:: Items

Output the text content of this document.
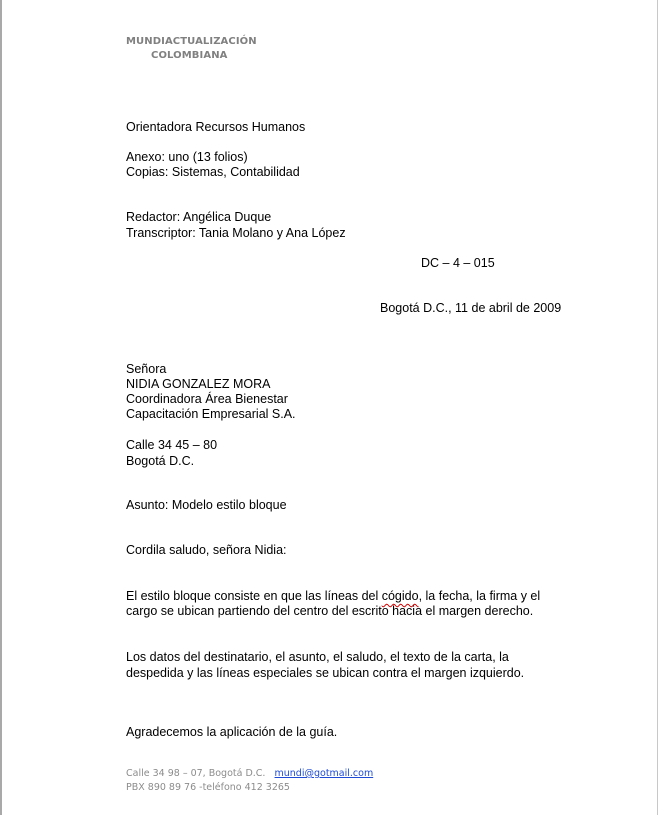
MUNDIACTUALIZACIÓN
COLOMBIANA
Orientadora Recursos Humanos
Anexo: uno (13 folios)
Copias: Sistemas, Contabilidad
Redactor: Angélica Duque
Transcriptor: Tania Molano y Ana López
DC – 4 – 015
Bogotá D.C., 11 de abril de 2009
Señora
NIDIA GONZALEZ MORA
Coordinadora Área Bienestar
Capacitación Empresarial S.A.
Calle 34 45 – 80
Bogotá D.C.
Asunto: Modelo estilo bloque
Cordila saludo, señora Nidia:
El estilo bloque consiste en que las líneas del cógido, la fecha, la firma y el
cargo se ubican partiendo del centro del escrito hacia el margen derecho.
Los datos del destinatario, el asunto, el saludo, el texto de la carta, la
despedida y las líneas especiales se ubican contra el margen izquierdo.
Agradecemos la aplicación de la guía.
Calle 34 98 – 07, Bogotá D.C. mundi@gotmail.com
PBX 890 89 76 -teléfono 412 3265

::::

▶ [Set task]:
Go through the listing above line by line and say how many lines hold the word "Calle". Reply with that number only.

▶ [Exercise answer]:
2